Will you output all of the data below exactly, omitting the images?

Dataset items
################

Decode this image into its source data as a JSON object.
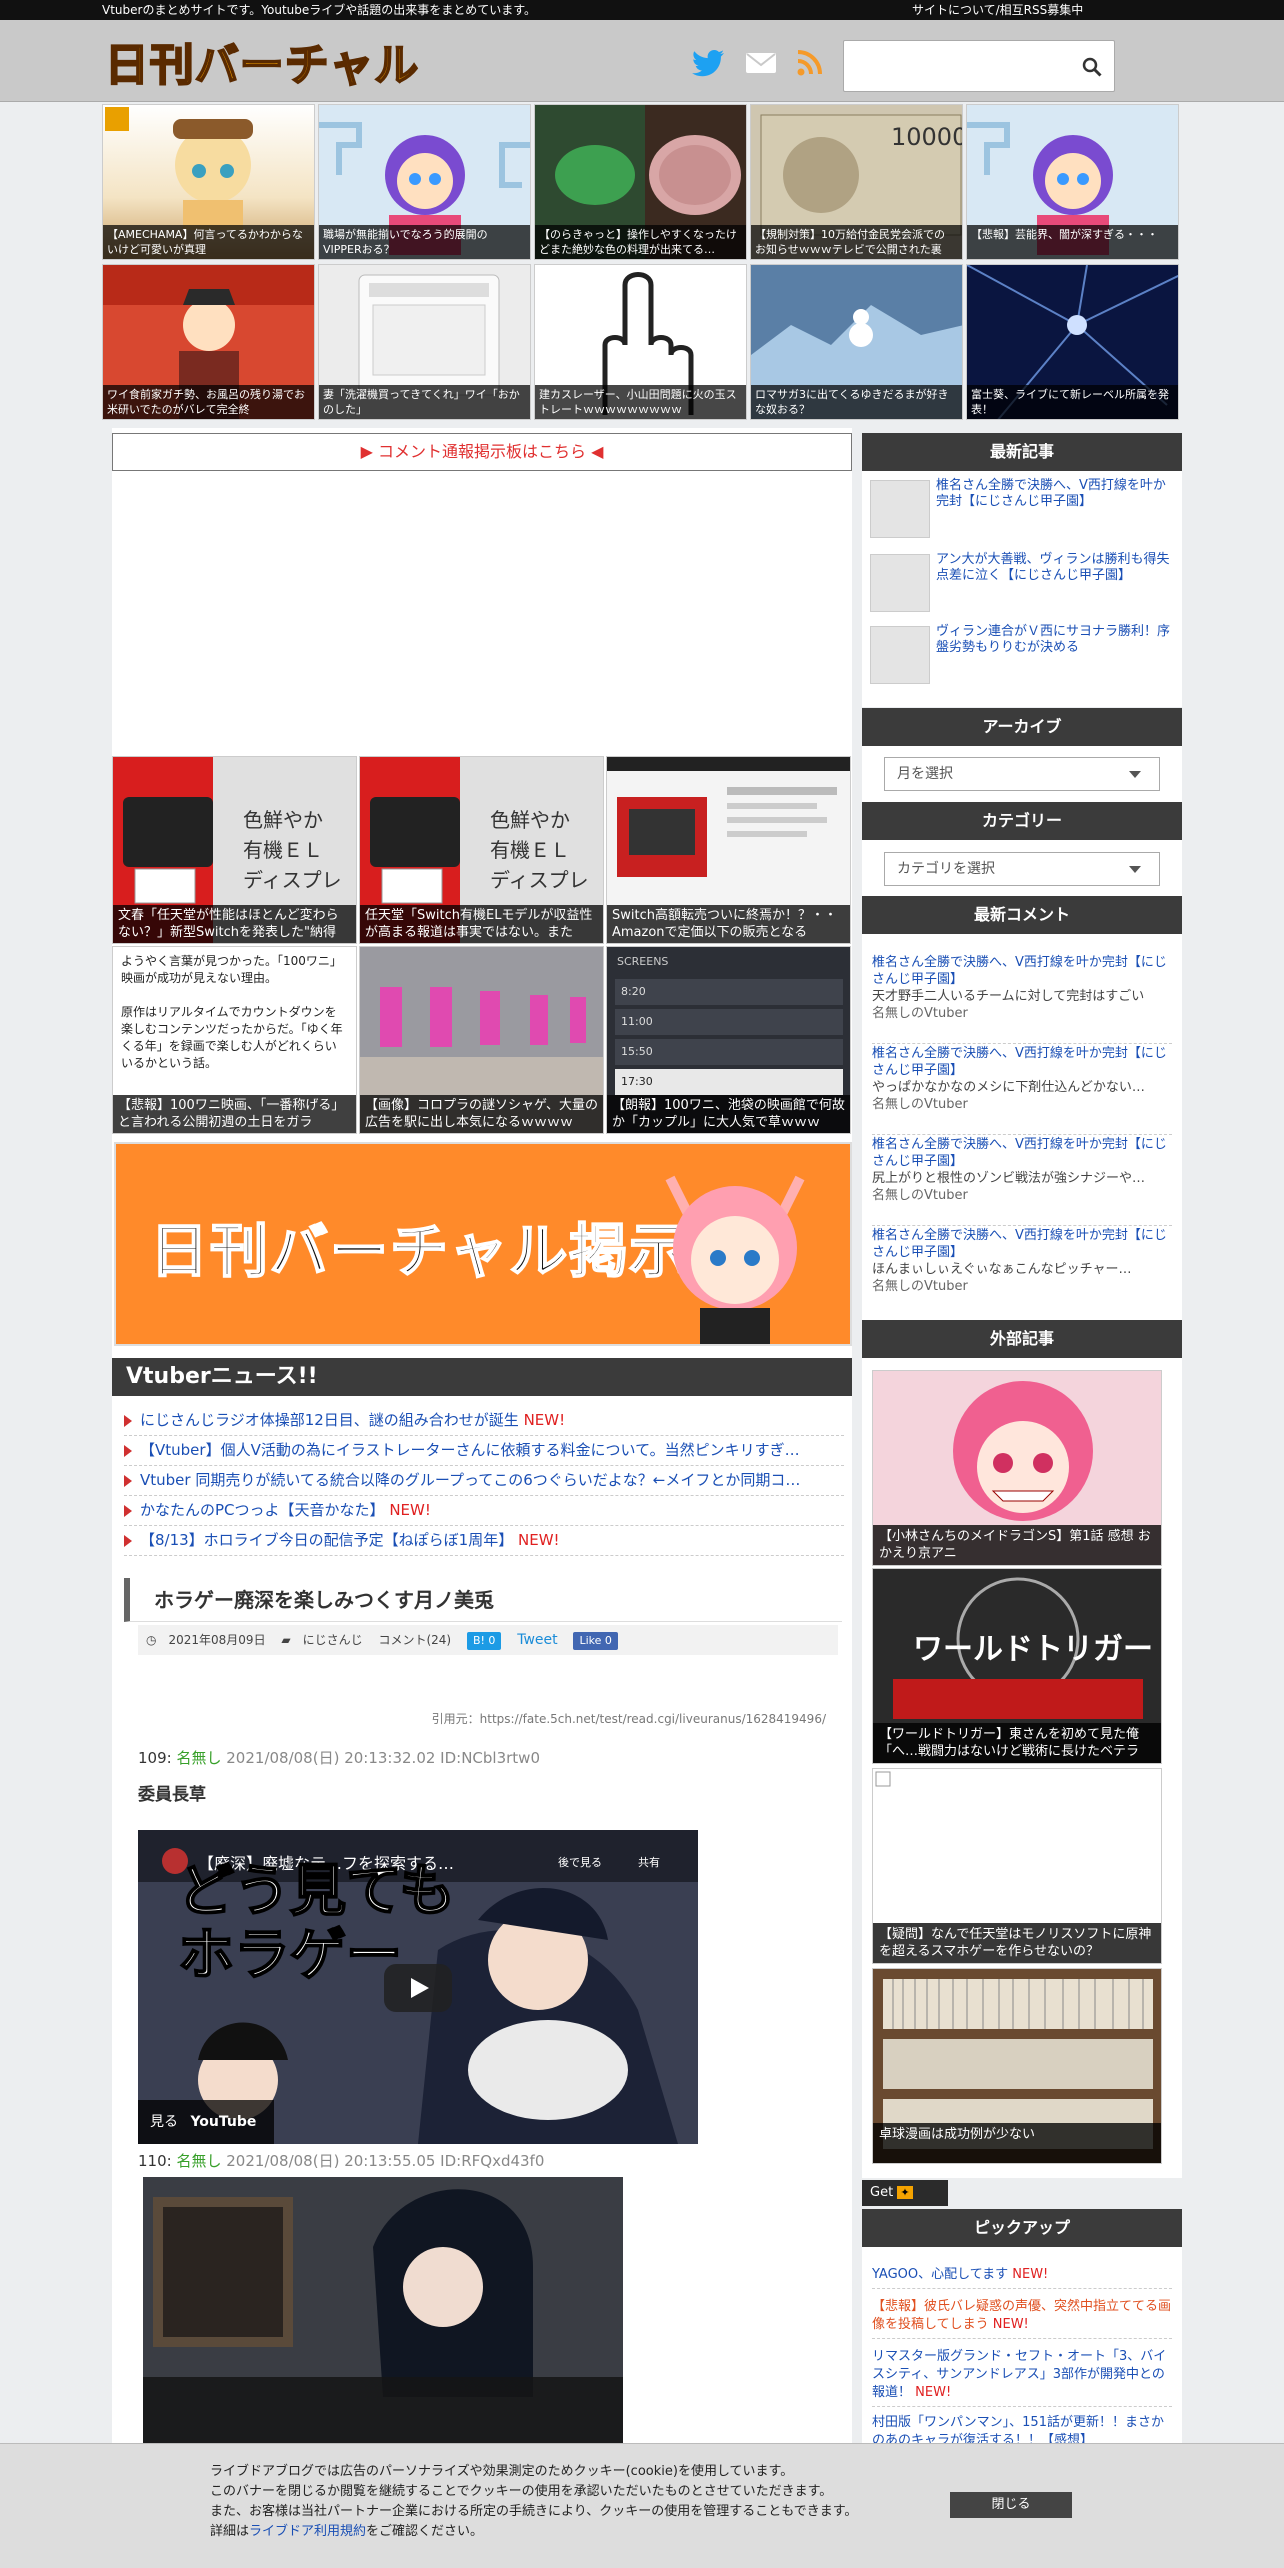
{
  "topbar": {
    "tagline": "Vtuberのまとめサイトです。Youtubeライブや話題の出来事をまとめています。",
    "links": "サイトについて/相互RSS募集中"
  },
  "header": {
    "logo": "日刊バーチャル"
  },
  "tiles": [
    {
      "caption": "【AMECHAMA】何言ってるかわからないけど可愛いが真理"
    },
    {
      "caption": "職場が無能揃いでなろう的展開のVIPPERおる？"
    },
    {
      "caption": "【のらきゃっと】操作しやすくなったけどまた絶妙な色の料理が出来てる…"
    },
    {
      "caption": "【規制対策】10万給付金民党会派での お知らせｗｗｗテレビで公開された裏"
    },
    {
      "caption": "【悲報】芸能界、闇が深すぎる・・・"
    },
    {
      "caption": "ワイ食前家ガチ勢、お風呂の残り湯でお米研いでたのがバレて完全終"
    },
    {
      "caption": "妻「洗濯機買ってきてくれ」ワイ「おかのした」"
    },
    {
      "caption": "建カスレーザー、小山田問題に火の玉ストレートｗｗｗｗｗｗｗｗｗ"
    },
    {
      "caption": "ロマサガ3に出てくるゆきだるまが好きな奴おる？"
    },
    {
      "caption": "富士葵、ライブにて新レーベル所属を発表！"
    }
  ],
  "main": {
    "notice": "▶ コメント通報掲示板はこちら ◀",
    "thumbs": [
      {
        "caption": "文春「任天堂が性能はほとんど変わらない？」新型Switchを発表した\"納得"
      },
      {
        "caption": "任天堂「Switch有機ELモデルが収益性が高まる報道は事実ではない。また"
      },
      {
        "caption": "Switch高額転売ついに終焉か！？・・Amazonで定価以下の販売となる"
      },
      {
        "caption": "【悲報】100ワニ映画、「一番称げる」と言われる公開初週の土日をガラ"
      },
      {
        "caption": "【画像】コロプラの謎ソシャゲ、大量の広告を駅に出し本気になるｗｗｗｗ"
      },
      {
        "caption": "【朗報】100ワニ、池袋の映画館で何故か「カップル」に大人気で草ｗｗｗ"
      }
    ],
    "thumb4_text": "ようやく言葉が見つかった。「100ワニ」映画が成功が見えない理由。\n\n原作はリアルタイムでカウントダウンを楽しむコンテンツだったからだ。「ゆく年くる年」を録画で楽しむ人がどれくらいいるかという話。",
    "screens": {
      "title": "SCREENS",
      "rows": [
        "8:20",
        "11:00",
        "15:50",
        "17:30"
      ]
    },
    "banner": "日刊バーチャル掲示板",
    "vnews_title": "Vtuberニュース!!",
    "news": [
      {
        "text": "にじさんじラジオ体操部12日目、謎の組み合わせが誕生",
        "new": "NEW!"
      },
      {
        "text": "【Vtuber】個人V活動の為にイラストレーターさんに依頼する料金について。当然ピンキリすぎ…",
        "new": ""
      },
      {
        "text": "Vtuber 同期売りが続いてる統合以降のグループってこの6つぐらいだよな？←メイフとか同期コ…",
        "new": ""
      },
      {
        "text": "かなたんのPCつっよ【天音かなた】",
        "new": "NEW!"
      },
      {
        "text": "【8/13】ホロライブ今日の配信予定【ねぽらぼ1周年】",
        "new": "NEW!"
      }
    ],
    "article": {
      "title": "ホラゲー廃深を楽しみつくす月ノ美兎",
      "date": "2021年08月09日",
      "category": "にじさんじ",
      "comments": "コメント(24)",
      "hatena": "B! 0",
      "tweet": "Tweet",
      "like": "Like 0",
      "source": "引用元：https://fate.5ch.net/test/read.cgi/liveuranus/1628419496/",
      "posts": [
        {
          "num": "109:",
          "name": "名無し",
          "date": "2021/08/08(日) 20:13:32.02 ID:NCbl3rtw0"
        },
        {
          "num": "110:",
          "name": "名無し",
          "date": "2021/08/08(日) 20:13:55.05 ID:RFQxd43f0"
        }
      ],
      "body1": "委員長草",
      "video": {
        "title": "【廃深】廃墟なテ…フを探索する…",
        "later": "後で見る",
        "share": "共有",
        "watch": "見る",
        "yt": "YouTube",
        "overlay": "どう見ても ホラゲー"
      }
    }
  },
  "sidebar": {
    "recent_title": "最新記事",
    "recent": [
      {
        "text": "椎名さん全勝で決勝へ、V西打線を叶か完封【にじさんじ甲子園】"
      },
      {
        "text": "アン大が大善戦、ヴィランは勝利も得失点差に泣く【にじさんじ甲子園】"
      },
      {
        "text": "ヴィラン連合がＶ西にサヨナラ勝利！序盤劣勢もりりむが決める"
      }
    ],
    "archive_title": "アーカイブ",
    "archive_select": "月を選択",
    "category_title": "カテゴリー",
    "category_select": "カテゴリを選択",
    "comments_title": "最新コメント",
    "comments": [
      {
        "a": "椎名さん全勝で決勝へ、V西打線を叶か完封【にじさんじ甲子園】",
        "b": "天才野手二人いるチームに対して完封はすごい",
        "c": "名無しのVtuber"
      },
      {
        "a": "椎名さん全勝で決勝へ、V西打線を叶か完封【にじさんじ甲子園】",
        "b": "やっぱかなかなのメシに下剤仕込んどかない…",
        "c": "名無しのVtuber"
      },
      {
        "a": "椎名さん全勝で決勝へ、V西打線を叶か完封【にじさんじ甲子園】",
        "b": "尻上がりと根性のゾンビ戦法が強シナジーや…",
        "c": "名無しのVtuber"
      },
      {
        "a": "椎名さん全勝で決勝へ、V西打線を叶か完封【にじさんじ甲子園】",
        "b": "ほんまぃしぃえぐぃなぁこんなピッチャー…",
        "c": "名無しのVtuber"
      }
    ],
    "external_title": "外部記事",
    "external": [
      {
        "caption": "【小林さんちのメイドラゴンS】第1話 感想 おかえり京アニ"
      },
      {
        "caption": "【ワールドトリガー】東さんを初めて見た俺「へ…戦闘力はないけど戦術に長けたベテラ"
      },
      {
        "caption": "【疑問】なんで任天堂はモノリスソフトに原神を超えるスマホゲーを作らせないの？"
      },
      {
        "caption": "卓球漫画は成功例が少ない"
      }
    ],
    "get_label": "Get",
    "pickup_title": "ピックアップ",
    "pickup": [
      {
        "text": "YAGOO、心配してます",
        "new": "NEW!",
        "red": false
      },
      {
        "text": "【悲報】彼氏バレ疑惑の声優、突然中指立ててる画像を投稿してしまう",
        "new": "NEW!",
        "red": true
      },
      {
        "text": "リマスター版グランド・セフト・オート「3、バイスシティ、サンアンドレアス」3部作が開発中との報道！",
        "new": "NEW!",
        "red": false
      },
      {
        "text": "村田版「ワンパンマン」、151話が更新！！まさかのあのキャラが復活する！！【感想】",
        "new": "",
        "red": false
      }
    ]
  },
  "cookie": {
    "line1": "ライブドアブログでは広告のパーソナライズや効果測定のためクッキー(cookie)を使用しています。",
    "line2": "このバナーを閉じるか閲覧を継続することでクッキーの使用を承認いただいたものとさせていただきます。",
    "line3": "また、お客様は当社パートナー企業における所定の手続きにより、クッキーの使用を管理することもできます。",
    "line4_pre": "詳細は",
    "line4_link": "ライブドア利用規約",
    "line4_post": "をご確認ください。",
    "close": "閉じる"
  },
  "colors": {
    "accent_red": "#e02020",
    "link_blue": "#1a4fb5",
    "header_dark": "#3b3b3b",
    "twitter": "#1da1f2",
    "rss": "#f59a2a"
  }
}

################

# [Result for this task]
Decode this image into its source data as a JSON object.
{
  "topbar": {
    "tagline": "Vtuberのまとめサイトです。Youtubeライブや話題の出来事をまとめています。",
    "links": "サイトについて/相互RSS募集中"
  },
  "header": {
    "logo": "日刊バーチャル"
  },
  "tiles": [
    {
      "caption": "【AMECHAMA】何言ってるかわからないけど可愛いが真理"
    },
    {
      "caption": "職場が無能揃いでなろう的展開のVIPPERおる？"
    },
    {
      "caption": "【のらきゃっと】操作しやすくなったけどまた絶妙な色の料理が出来てる…"
    },
    {
      "caption": "【規制対策】10万給付金民党会派での お知らせｗｗｗテレビで公開された裏"
    },
    {
      "caption": "【悲報】芸能界、闇が深すぎる・・・"
    },
    {
      "caption": "ワイ食前家ガチ勢、お風呂の残り湯でお米研いでたのがバレて完全終"
    },
    {
      "caption": "妻「洗濯機買ってきてくれ」ワイ「おかのした」"
    },
    {
      "caption": "建カスレーザー、小山田問題に火の玉ストレートｗｗｗｗｗｗｗｗｗ"
    },
    {
      "caption": "ロマサガ3に出てくるゆきだるまが好きな奴おる？"
    },
    {
      "caption": "富士葵、ライブにて新レーベル所属を発表！"
    }
  ],
  "main": {
    "notice": "▶ コメント通報掲示板はこちら ◀",
    "thumbs": [
      {
        "caption": "文春「任天堂が性能はほとんど変わらない？」新型Switchを発表した\"納得"
      },
      {
        "caption": "任天堂「Switch有機ELモデルが収益性が高まる報道は事実ではない。また"
      },
      {
        "caption": "Switch高額転売ついに終焉か！？・・Amazonで定価以下の販売となる"
      },
      {
        "caption": "【悲報】100ワニ映画、「一番称げる」と言われる公開初週の土日をガラ"
      },
      {
        "caption": "【画像】コロプラの謎ソシャゲ、大量の広告を駅に出し本気になるｗｗｗｗ"
      },
      {
        "caption": "【朗報】100ワニ、池袋の映画館で何故か「カップル」に大人気で草ｗｗｗ"
      }
    ],
    "thumb4_text": "ようやく言葉が見つかった。「100ワニ」映画が成功が見えない理由。\n\n原作はリアルタイムでカウントダウンを楽しむコンテンツだったからだ。「ゆく年くる年」を録画で楽しむ人がどれくらいいるかという話。",
    "screens": {
      "title": "SCREENS",
      "rows": [
        "8:20",
        "11:00",
        "15:50",
        "17:30"
      ]
    },
    "banner": "日刊バーチャル掲示板",
    "vnews_title": "Vtuberニュース!!",
    "news": [
      {
        "text": "にじさんじラジオ体操部12日目、謎の組み合わせが誕生",
        "new": "NEW!"
      },
      {
        "text": "【Vtuber】個人V活動の為にイラストレーターさんに依頼する料金について。当然ピンキリすぎ…",
        "new": ""
      },
      {
        "text": "Vtuber 同期売りが続いてる統合以降のグループってこの6つぐらいだよな？←メイフとか同期コ…",
        "new": ""
      },
      {
        "text": "かなたんのPCつっよ【天音かなた】",
        "new": "NEW!"
      },
      {
        "text": "【8/13】ホロライブ今日の配信予定【ねぽらぼ1周年】",
        "new": "NEW!"
      }
    ],
    "article": {
      "title": "ホラゲー廃深を楽しみつくす月ノ美兎",
      "date": "2021年08月09日",
      "category": "にじさんじ",
      "comments": "コメント(24)",
      "hatena": "B! 0",
      "tweet": "Tweet",
      "like": "Like 0",
      "source": "引用元：https://fate.5ch.net/test/read.cgi/liveuranus/1628419496/",
      "posts": [
        {
          "num": "109:",
          "name": "名無し",
          "date": "2021/08/08(日) 20:13:32.02 ID:NCbl3rtw0"
        },
        {
          "num": "110:",
          "name": "名無し",
          "date": "2021/08/08(日) 20:13:55.05 ID:RFQxd43f0"
        }
      ],
      "body1": "委員長草",
      "video": {
        "title": "【廃深】廃墟なテ…フを探索する…",
        "later": "後で見る",
        "share": "共有",
        "watch": "見る",
        "yt": "YouTube",
        "overlay": "どう見ても ホラゲー"
      }
    }
  },
  "sidebar": {
    "recent_title": "最新記事",
    "recent": [
      {
        "text": "椎名さん全勝で決勝へ、V西打線を叶か完封【にじさんじ甲子園】"
      },
      {
        "text": "アン大が大善戦、ヴィランは勝利も得失点差に泣く【にじさんじ甲子園】"
      },
      {
        "text": "ヴィラン連合がＶ西にサヨナラ勝利！序盤劣勢もりりむが決める"
      }
    ],
    "archive_title": "アーカイブ",
    "archive_select": "月を選択",
    "category_title": "カテゴリー",
    "category_select": "カテゴリを選択",
    "comments_title": "最新コメント",
    "comments": [
      {
        "a": "椎名さん全勝で決勝へ、V西打線を叶か完封【にじさんじ甲子園】",
        "b": "天才野手二人いるチームに対して完封はすごい",
        "c": "名無しのVtuber"
      },
      {
        "a": "椎名さん全勝で決勝へ、V西打線を叶か完封【にじさんじ甲子園】",
        "b": "やっぱかなかなのメシに下剤仕込んどかない…",
        "c": "名無しのVtuber"
      },
      {
        "a": "椎名さん全勝で決勝へ、V西打線を叶か完封【にじさんじ甲子園】",
        "b": "尻上がりと根性のゾンビ戦法が強シナジーや…",
        "c": "名無しのVtuber"
      },
      {
        "a": "椎名さん全勝で決勝へ、V西打線を叶か完封【にじさんじ甲子園】",
        "b": "ほんまぃしぃえぐぃなぁこんなピッチャー…",
        "c": "名無しのVtuber"
      }
    ],
    "external_title": "外部記事",
    "external": [
      {
        "caption": "【小林さんちのメイドラゴンS】第1話 感想 おかえり京アニ"
      },
      {
        "caption": "【ワールドトリガー】東さんを初めて見た俺「へ…戦闘力はないけど戦術に長けたベテラ"
      },
      {
        "caption": "【疑問】なんで任天堂はモノリスソフトに原神を超えるスマホゲーを作らせないの？"
      },
      {
        "caption": "卓球漫画は成功例が少ない"
      }
    ],
    "get_label": "Get",
    "pickup_title": "ピックアップ",
    "pickup": [
      {
        "text": "YAGOO、心配してます",
        "new": "NEW!",
        "red": false
      },
      {
        "text": "【悲報】彼氏バレ疑惑の声優、突然中指立ててる画像を投稿してしまう",
        "new": "NEW!",
        "red": true
      },
      {
        "text": "リマスター版グランド・セフト・オート「3、バイスシティ、サンアンドレアス」3部作が開発中との報道！",
        "new": "NEW!",
        "red": false
      },
      {
        "text": "村田版「ワンパンマン」、151話が更新！！まさかのあのキャラが復活する！！【感想】",
        "new": "",
        "red": false
      }
    ]
  },
  "cookie": {
    "line1": "ライブドアブログでは広告のパーソナライズや効果測定のためクッキー(cookie)を使用しています。",
    "line2": "このバナーを閉じるか閲覧を継続することでクッキーの使用を承認いただいたものとさせていただきます。",
    "line3": "また、お客様は当社パートナー企業における所定の手続きにより、クッキーの使用を管理することもできます。",
    "line4_pre": "詳細は",
    "line4_link": "ライブドア利用規約",
    "line4_post": "をご確認ください。",
    "close": "閉じる"
  },
  "colors": {
    "accent_red": "#e02020",
    "link_blue": "#1a4fb5",
    "header_dark": "#3b3b3b",
    "twitter": "#1da1f2",
    "rss": "#f59a2a"
  }
}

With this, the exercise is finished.